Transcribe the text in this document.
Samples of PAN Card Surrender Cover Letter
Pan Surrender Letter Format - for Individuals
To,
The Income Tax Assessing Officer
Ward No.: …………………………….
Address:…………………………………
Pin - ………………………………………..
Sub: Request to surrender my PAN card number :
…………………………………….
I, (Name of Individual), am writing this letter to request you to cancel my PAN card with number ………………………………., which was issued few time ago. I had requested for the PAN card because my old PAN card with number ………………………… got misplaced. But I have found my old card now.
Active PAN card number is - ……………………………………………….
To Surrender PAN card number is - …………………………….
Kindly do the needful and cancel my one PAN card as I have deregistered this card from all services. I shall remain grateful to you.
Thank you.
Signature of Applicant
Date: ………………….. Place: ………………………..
----------
**The exercise**
Return the whole listing exactly, with every line included.

**Reply**
Transcribe the text in this document.
Samples of PAN Card Surrender Cover Letter
Pan Surrender Letter Format - for Individuals
To,
The Income Tax Assessing Officer
Ward No.: …………………………….
Address:…………………………………
Pin - ………………………………………..
Sub: Request to surrender my PAN card number :
…………………………………….
I, (Name of Individual), am writing this letter to request you to cancel my PAN card with number ………………………………., which was issued few time ago. I had requested for the PAN card because my old PAN card with number ………………………… got misplaced. But I have found my old card now.
Active PAN card number is - ……………………………………………….
To Surrender PAN card number is - …………………………….
Kindly do the needful and cancel my one PAN card as I have deregistered this card from all services. I shall remain grateful to you.
Thank you.
Signature of Applicant
Date: ………………….. Place: ………………………..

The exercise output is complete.